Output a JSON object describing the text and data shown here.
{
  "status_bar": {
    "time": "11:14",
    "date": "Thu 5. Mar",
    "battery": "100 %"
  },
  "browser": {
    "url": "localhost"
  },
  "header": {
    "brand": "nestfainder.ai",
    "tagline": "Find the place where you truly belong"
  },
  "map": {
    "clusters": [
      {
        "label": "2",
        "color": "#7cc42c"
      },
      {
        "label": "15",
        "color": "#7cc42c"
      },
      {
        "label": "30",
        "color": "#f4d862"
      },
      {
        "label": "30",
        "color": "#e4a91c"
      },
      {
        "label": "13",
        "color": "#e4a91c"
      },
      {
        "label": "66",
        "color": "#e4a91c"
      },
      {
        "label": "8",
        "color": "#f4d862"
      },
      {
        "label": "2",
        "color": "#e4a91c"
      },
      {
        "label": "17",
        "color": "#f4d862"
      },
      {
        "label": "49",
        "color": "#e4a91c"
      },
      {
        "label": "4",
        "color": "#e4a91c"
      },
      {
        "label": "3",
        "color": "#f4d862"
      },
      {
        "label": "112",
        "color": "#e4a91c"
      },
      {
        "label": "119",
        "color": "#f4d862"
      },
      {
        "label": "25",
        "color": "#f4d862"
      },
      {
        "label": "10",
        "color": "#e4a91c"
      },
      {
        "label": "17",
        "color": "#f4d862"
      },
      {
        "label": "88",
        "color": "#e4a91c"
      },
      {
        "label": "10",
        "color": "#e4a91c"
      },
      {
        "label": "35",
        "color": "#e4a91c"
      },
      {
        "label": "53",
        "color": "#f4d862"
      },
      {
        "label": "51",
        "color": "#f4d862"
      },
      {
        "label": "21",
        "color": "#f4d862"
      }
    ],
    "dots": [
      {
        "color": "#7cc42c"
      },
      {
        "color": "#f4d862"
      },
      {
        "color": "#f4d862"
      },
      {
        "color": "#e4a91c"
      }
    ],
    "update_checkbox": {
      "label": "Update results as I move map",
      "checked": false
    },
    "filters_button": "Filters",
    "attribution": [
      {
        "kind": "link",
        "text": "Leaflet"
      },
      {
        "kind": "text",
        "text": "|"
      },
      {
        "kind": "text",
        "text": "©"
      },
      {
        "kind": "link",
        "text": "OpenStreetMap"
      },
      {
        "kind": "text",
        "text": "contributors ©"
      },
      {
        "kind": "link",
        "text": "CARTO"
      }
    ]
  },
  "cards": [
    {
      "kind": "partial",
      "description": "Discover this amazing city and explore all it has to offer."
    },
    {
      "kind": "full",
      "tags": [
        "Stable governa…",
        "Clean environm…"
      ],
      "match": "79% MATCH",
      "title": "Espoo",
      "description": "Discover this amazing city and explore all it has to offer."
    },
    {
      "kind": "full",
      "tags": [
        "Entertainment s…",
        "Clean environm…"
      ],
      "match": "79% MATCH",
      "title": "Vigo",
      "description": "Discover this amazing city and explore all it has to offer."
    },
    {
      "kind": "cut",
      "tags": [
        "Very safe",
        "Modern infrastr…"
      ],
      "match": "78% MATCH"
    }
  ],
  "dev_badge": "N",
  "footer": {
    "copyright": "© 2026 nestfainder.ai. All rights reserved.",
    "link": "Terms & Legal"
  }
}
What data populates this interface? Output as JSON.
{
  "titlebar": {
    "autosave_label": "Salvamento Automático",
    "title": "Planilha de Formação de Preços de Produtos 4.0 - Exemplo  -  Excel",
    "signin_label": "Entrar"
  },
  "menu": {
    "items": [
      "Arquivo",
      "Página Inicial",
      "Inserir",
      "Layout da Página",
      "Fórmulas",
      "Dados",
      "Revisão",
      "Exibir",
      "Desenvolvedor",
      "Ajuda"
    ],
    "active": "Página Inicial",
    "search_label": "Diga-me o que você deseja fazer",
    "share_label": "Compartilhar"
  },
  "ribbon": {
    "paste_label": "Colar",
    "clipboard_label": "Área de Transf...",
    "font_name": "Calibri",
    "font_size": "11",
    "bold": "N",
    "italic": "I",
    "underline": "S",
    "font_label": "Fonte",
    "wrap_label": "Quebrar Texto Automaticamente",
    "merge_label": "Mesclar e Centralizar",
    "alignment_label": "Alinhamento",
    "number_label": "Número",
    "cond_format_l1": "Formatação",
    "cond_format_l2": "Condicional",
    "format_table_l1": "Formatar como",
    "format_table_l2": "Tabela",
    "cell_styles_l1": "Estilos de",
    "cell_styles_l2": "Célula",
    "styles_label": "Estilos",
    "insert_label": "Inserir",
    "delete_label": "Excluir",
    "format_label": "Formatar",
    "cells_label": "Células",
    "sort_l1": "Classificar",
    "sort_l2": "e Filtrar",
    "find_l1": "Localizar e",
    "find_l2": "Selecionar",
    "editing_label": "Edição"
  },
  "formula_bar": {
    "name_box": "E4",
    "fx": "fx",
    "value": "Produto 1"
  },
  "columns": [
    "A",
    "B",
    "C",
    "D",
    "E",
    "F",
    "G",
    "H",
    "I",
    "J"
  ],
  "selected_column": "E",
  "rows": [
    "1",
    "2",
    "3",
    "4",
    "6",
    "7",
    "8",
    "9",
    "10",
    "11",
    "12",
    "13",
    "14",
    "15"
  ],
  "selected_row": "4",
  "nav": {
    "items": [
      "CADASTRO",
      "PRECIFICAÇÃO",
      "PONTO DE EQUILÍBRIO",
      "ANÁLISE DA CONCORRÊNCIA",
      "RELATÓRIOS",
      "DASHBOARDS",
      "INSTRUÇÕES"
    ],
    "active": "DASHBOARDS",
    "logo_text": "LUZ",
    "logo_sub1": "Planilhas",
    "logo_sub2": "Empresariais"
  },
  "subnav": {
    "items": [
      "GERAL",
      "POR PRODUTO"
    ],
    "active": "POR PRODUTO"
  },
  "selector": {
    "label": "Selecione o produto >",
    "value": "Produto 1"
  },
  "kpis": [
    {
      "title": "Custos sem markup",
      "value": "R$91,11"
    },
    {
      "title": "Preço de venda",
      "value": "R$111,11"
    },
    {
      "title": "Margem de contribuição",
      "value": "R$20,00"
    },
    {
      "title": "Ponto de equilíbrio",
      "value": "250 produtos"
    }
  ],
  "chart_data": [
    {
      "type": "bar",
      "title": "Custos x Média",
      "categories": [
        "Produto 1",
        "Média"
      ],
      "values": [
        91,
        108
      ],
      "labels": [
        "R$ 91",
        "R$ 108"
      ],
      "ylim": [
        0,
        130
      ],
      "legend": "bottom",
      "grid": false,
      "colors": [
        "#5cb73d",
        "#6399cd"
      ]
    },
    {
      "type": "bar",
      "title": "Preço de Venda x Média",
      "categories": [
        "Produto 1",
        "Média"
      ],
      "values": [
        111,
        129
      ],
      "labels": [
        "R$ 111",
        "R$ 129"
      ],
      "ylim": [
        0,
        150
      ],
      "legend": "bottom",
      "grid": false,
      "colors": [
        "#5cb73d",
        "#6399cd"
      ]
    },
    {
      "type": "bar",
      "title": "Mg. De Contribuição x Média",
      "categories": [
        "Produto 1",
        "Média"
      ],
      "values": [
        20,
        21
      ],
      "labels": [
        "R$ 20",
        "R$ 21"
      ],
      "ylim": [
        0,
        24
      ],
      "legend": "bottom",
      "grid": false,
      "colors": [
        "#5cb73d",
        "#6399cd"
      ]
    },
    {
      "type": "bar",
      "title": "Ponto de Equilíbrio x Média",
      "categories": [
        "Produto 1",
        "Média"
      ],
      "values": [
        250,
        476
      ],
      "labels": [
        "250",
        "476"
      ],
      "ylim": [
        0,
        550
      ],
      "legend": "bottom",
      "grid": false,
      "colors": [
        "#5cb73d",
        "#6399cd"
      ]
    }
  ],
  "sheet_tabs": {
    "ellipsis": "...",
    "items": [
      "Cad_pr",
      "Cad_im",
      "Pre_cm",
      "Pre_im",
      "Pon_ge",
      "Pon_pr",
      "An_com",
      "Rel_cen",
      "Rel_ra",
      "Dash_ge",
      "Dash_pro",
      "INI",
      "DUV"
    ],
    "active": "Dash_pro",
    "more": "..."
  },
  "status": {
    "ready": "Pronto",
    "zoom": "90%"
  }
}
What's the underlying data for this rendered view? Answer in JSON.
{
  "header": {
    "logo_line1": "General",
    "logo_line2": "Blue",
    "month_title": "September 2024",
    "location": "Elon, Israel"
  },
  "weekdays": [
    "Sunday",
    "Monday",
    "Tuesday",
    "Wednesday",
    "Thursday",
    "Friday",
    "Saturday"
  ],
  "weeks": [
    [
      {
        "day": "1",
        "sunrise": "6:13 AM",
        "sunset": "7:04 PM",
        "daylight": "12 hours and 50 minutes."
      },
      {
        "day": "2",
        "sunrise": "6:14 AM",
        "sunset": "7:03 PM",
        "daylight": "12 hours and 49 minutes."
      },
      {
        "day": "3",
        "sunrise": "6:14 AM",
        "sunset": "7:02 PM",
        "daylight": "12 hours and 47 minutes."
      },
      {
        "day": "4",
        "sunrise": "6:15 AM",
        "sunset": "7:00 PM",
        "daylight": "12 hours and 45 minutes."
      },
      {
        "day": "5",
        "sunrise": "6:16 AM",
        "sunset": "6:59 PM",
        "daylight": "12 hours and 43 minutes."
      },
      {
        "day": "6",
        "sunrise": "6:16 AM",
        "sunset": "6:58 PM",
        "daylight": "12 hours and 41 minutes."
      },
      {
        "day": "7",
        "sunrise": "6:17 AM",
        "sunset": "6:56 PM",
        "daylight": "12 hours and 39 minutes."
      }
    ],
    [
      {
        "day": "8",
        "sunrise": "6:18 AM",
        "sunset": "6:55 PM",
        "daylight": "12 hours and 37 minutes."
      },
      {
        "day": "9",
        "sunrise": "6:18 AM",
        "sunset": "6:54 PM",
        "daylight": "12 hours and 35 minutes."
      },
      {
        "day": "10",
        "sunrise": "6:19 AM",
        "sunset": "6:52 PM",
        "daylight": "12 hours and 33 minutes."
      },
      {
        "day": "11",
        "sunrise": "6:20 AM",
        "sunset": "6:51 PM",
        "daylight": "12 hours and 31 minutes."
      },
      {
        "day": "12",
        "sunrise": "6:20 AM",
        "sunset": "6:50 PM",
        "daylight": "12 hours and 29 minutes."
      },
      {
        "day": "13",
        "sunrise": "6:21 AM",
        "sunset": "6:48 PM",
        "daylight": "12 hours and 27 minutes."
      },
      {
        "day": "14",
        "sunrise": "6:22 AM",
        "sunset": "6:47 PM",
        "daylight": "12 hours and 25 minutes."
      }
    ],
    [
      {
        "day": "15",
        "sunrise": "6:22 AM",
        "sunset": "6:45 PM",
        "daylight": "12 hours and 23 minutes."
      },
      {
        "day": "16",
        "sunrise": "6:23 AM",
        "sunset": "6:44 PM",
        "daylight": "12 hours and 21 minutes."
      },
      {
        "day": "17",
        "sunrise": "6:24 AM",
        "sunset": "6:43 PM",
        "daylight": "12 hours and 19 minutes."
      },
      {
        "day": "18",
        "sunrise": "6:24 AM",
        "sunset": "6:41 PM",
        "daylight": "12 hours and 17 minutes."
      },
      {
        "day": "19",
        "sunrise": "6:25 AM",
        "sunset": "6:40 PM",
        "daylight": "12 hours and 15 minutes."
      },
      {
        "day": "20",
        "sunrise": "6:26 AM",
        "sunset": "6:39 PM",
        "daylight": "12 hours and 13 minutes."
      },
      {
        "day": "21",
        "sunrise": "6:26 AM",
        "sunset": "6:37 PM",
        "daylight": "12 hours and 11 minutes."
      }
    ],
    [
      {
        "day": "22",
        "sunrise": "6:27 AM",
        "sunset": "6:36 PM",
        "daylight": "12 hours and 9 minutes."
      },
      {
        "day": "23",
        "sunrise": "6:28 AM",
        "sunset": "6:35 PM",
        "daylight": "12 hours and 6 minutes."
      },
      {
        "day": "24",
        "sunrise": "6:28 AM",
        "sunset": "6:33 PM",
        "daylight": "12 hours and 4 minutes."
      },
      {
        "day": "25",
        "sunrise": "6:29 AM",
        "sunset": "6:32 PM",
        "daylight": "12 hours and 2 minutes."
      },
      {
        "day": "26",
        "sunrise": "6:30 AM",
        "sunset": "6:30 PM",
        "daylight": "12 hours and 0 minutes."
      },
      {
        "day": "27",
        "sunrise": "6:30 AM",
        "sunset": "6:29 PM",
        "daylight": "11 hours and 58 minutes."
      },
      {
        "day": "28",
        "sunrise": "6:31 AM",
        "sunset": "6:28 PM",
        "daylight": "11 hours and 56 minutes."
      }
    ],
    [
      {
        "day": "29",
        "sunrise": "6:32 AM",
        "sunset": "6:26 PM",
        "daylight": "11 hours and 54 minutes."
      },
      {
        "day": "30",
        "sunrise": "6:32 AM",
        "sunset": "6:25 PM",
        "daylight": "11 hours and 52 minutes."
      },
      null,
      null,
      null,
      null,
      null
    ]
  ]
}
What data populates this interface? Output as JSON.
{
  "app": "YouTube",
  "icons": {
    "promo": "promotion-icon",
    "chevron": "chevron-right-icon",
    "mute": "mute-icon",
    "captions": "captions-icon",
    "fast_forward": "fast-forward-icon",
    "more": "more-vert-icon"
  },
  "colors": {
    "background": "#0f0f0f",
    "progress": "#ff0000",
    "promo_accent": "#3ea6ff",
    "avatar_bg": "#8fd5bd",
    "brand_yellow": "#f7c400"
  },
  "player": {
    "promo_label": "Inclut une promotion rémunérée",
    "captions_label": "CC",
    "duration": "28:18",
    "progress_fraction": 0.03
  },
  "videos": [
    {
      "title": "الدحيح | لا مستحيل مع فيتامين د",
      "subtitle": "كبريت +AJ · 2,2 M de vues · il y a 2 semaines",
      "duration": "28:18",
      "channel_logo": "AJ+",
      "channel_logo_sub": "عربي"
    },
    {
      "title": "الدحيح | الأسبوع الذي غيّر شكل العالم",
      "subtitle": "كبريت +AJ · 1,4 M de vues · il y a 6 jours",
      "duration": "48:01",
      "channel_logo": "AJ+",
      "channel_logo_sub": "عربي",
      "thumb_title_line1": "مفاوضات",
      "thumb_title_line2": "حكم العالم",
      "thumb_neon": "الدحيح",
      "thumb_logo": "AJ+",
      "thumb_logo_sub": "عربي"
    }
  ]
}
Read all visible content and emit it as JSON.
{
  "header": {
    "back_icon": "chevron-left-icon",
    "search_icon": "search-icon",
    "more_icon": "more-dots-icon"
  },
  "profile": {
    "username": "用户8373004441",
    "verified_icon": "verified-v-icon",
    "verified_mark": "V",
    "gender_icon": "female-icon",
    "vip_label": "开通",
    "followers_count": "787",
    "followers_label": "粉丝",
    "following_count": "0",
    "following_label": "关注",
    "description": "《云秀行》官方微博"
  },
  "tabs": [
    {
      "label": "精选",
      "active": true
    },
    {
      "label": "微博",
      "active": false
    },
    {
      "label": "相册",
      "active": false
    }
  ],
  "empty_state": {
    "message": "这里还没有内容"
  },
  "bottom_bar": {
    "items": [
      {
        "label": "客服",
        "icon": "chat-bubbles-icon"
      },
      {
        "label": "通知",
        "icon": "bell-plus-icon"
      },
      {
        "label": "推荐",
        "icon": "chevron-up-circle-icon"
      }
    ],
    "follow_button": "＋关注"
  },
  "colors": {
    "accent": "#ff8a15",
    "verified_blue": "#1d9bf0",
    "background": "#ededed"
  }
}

## What the task requires
Exactly as written, give again every line from the one containing "Read all visible content and emit it as JSON." through the last line of the material above, and no other lines.

## The result
Read all visible content and emit it as JSON.
{
  "header": {
    "back_icon": "chevron-left-icon",
    "search_icon": "search-icon",
    "more_icon": "more-dots-icon"
  },
  "profile": {
    "username": "用户8373004441",
    "verified_icon": "verified-v-icon",
    "verified_mark": "V",
    "gender_icon": "female-icon",
    "vip_label": "开通",
    "followers_count": "787",
    "followers_label": "粉丝",
    "following_count": "0",
    "following_label": "关注",
    "description": "《云秀行》官方微博"
  },
  "tabs": [
    {
      "label": "精选",
      "active": true
    },
    {
      "label": "微博",
      "active": false
    },
    {
      "label": "相册",
      "active": false
    }
  ],
  "empty_state": {
    "message": "这里还没有内容"
  },
  "bottom_bar": {
    "items": [
      {
        "label": "客服",
        "icon": "chat-bubbles-icon"
      },
      {
        "label": "通知",
        "icon": "bell-plus-icon"
      },
      {
        "label": "推荐",
        "icon": "chevron-up-circle-icon"
      }
    ],
    "follow_button": "＋关注"
  },
  "colors": {
    "accent": "#ff8a15",
    "verified_blue": "#1d9bf0",
    "background": "#ededed"
  }
}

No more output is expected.